SUPPLIED RECORDS:

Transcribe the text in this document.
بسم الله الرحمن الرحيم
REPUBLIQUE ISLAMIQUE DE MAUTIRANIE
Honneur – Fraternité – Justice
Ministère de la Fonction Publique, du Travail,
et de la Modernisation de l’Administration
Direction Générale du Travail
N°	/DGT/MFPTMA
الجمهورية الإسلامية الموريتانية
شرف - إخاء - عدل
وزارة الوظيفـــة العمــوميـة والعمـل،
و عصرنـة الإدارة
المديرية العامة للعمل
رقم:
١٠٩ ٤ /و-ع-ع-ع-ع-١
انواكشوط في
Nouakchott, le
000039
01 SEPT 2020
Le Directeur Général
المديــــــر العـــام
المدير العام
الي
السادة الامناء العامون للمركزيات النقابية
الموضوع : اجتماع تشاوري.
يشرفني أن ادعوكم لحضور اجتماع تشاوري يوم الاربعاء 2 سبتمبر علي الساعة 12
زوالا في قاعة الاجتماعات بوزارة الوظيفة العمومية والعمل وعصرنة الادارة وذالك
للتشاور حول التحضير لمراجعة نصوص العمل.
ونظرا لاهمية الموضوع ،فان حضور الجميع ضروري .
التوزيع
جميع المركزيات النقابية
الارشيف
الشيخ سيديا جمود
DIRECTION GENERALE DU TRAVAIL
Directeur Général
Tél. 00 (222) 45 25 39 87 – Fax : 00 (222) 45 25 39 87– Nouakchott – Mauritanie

PROBLEM REQUIREMENTS: Work out how many lines of the data above hold the word "النقابية", and write only the count.

TASK RESPONSE: 2